_Task instructions_: Return, exactly, the line that contains "Type out the text in this image." together with all lines after it to the end of the entries, and no further lines.

Saved entries:
━━━━

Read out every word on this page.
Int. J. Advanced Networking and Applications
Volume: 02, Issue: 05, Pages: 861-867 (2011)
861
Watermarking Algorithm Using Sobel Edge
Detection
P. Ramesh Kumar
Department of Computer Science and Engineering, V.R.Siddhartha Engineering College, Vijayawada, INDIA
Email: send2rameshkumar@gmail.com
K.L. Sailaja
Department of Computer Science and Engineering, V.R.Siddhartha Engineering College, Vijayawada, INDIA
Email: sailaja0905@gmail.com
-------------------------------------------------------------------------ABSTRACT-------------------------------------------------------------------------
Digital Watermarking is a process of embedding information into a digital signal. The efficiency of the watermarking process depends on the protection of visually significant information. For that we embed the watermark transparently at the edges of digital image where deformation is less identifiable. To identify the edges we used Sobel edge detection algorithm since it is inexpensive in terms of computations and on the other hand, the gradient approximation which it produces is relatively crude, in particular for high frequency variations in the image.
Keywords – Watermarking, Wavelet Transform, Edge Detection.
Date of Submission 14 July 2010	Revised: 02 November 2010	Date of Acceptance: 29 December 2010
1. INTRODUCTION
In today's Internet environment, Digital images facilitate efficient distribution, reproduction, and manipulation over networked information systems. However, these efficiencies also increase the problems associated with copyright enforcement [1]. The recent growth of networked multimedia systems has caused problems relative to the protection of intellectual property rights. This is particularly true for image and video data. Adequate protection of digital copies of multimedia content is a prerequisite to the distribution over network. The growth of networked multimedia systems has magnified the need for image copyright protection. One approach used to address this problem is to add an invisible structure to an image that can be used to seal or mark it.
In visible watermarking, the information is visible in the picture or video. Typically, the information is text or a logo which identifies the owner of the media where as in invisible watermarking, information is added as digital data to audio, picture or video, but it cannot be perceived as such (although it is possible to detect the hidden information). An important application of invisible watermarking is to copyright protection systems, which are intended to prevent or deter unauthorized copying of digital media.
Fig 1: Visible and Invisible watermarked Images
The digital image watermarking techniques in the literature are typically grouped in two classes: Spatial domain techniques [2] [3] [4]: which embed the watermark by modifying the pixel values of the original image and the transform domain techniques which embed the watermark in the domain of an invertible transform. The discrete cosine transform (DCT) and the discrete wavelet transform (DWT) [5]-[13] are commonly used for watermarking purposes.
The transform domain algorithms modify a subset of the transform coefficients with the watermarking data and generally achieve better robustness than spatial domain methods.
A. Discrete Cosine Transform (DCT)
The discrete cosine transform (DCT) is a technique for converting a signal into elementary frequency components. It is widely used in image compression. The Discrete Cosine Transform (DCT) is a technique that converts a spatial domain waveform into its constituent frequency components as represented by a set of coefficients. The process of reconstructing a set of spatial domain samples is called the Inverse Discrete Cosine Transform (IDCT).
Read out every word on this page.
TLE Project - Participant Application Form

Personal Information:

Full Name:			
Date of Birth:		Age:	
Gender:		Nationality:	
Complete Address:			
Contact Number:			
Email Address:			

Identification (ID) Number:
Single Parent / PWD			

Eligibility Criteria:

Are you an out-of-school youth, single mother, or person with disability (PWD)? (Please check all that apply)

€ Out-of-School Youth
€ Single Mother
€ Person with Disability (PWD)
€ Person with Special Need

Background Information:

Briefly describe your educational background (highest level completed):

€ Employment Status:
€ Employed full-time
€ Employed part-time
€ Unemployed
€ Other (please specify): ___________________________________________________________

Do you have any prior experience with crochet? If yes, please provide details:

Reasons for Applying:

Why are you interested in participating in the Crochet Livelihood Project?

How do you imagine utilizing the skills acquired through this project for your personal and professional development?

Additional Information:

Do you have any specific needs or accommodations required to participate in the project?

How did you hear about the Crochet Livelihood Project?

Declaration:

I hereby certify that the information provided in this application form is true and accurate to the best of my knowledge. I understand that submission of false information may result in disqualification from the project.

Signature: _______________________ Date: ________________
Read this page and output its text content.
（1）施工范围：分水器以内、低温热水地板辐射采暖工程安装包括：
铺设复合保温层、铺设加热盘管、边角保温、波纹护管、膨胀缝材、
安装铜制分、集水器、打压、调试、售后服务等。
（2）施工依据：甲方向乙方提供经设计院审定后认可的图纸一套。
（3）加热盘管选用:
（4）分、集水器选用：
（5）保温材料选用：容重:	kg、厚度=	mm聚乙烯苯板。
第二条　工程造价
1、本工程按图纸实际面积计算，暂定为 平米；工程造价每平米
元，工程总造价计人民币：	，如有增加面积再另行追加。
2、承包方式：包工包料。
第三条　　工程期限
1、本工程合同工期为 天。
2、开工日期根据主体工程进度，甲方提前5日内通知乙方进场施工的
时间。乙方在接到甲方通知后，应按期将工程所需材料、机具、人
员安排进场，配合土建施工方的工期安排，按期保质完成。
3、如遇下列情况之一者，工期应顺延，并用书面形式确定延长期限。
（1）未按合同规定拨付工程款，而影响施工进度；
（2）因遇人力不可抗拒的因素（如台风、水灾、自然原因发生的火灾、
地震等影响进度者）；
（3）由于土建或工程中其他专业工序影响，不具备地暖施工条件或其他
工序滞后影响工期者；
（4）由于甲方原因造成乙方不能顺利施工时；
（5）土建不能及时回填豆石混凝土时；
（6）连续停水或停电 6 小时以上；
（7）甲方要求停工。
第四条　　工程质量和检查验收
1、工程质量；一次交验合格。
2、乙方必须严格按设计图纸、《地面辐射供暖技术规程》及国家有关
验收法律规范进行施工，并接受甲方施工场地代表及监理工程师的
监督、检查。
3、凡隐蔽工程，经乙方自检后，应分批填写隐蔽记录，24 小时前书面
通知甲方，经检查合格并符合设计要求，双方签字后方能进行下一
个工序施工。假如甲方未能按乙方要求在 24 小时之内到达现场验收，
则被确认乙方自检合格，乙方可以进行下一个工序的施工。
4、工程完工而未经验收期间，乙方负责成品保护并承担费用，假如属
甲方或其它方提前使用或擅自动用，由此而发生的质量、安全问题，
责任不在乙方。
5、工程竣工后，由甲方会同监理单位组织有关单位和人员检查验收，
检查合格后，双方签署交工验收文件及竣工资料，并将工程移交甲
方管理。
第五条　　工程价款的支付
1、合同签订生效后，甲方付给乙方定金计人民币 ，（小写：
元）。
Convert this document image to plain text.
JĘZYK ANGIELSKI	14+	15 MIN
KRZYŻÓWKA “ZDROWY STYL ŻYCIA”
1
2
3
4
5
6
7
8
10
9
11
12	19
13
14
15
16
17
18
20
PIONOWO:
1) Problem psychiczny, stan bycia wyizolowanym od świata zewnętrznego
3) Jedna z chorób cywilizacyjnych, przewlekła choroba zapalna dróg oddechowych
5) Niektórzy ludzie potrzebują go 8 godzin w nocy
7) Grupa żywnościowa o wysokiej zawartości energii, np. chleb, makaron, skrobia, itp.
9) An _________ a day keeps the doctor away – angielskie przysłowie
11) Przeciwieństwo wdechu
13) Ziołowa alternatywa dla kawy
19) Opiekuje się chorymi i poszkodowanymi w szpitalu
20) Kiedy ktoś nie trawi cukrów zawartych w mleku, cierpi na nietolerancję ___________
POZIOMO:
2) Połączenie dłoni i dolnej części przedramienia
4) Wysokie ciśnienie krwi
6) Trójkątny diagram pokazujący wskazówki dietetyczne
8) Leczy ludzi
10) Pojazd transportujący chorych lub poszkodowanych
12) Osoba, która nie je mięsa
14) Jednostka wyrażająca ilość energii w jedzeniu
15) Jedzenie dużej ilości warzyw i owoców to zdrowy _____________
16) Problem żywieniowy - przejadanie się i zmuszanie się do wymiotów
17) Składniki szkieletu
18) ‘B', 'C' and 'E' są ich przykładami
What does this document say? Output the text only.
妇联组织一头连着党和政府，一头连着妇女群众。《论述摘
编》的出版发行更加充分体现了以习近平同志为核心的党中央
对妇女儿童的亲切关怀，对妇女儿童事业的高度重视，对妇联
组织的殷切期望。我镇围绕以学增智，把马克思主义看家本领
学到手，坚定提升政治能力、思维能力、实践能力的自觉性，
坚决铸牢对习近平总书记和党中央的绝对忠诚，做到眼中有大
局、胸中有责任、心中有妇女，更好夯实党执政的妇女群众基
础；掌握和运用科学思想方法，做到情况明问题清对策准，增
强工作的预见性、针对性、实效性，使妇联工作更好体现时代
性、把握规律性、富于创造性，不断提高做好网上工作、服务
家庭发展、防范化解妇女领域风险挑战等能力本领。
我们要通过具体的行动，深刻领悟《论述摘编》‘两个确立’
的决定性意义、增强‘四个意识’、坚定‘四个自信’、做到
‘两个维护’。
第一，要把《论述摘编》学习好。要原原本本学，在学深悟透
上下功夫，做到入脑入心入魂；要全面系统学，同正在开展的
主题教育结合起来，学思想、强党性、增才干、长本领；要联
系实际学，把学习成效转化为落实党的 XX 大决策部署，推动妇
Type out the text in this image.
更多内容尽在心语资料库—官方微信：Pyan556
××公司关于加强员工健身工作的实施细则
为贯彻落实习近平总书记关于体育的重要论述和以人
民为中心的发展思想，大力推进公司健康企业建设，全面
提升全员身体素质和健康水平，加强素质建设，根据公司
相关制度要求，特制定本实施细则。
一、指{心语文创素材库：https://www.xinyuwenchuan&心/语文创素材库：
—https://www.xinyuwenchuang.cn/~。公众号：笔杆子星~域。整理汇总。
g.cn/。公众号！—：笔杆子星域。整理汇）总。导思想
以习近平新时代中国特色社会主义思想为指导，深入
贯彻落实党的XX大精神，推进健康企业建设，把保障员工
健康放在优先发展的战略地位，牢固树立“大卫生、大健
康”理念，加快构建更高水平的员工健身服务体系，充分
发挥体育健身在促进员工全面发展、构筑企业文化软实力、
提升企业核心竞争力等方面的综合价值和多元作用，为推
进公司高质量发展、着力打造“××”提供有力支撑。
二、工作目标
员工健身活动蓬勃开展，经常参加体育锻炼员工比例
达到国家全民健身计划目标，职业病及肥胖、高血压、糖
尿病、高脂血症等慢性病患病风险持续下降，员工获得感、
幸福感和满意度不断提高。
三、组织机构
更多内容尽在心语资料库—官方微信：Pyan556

━━━━

_Full output_:
Type out the text in this image.
更多内容尽在心语资料库—官方微信：Pyan556
××公司关于加强员工健身工作的实施细则
为贯彻落实习近平总书记关于体育的重要论述和以人
民为中心的发展思想，大力推进公司健康企业建设，全面
提升全员身体素质和健康水平，加强素质建设，根据公司
相关制度要求，特制定本实施细则。
一、指{心语文创素材库：https://www.xinyuwenchuan&心/语文创素材库：
—https://www.xinyuwenchuang.cn/~。公众号：笔杆子星~域。整理汇总。
g.cn/。公众号！—：笔杆子星域。整理汇）总。导思想
以习近平新时代中国特色社会主义思想为指导，深入
贯彻落实党的XX大精神，推进健康企业建设，把保障员工
健康放在优先发展的战略地位，牢固树立“大卫生、大健
康”理念，加快构建更高水平的员工健身服务体系，充分
发挥体育健身在促进员工全面发展、构筑企业文化软实力、
提升企业核心竞争力等方面的综合价值和多元作用，为推
进公司高质量发展、着力打造“××”提供有力支撑。
二、工作目标
员工健身活动蓬勃开展，经常参加体育锻炼员工比例
达到国家全民健身计划目标，职业病及肥胖、高血压、糖
尿病、高脂血症等慢性病患病风险持续下降，员工获得感、
幸福感和满意度不断提高。
三、组织机构
更多内容尽在心语资料库—官方微信：Pyan556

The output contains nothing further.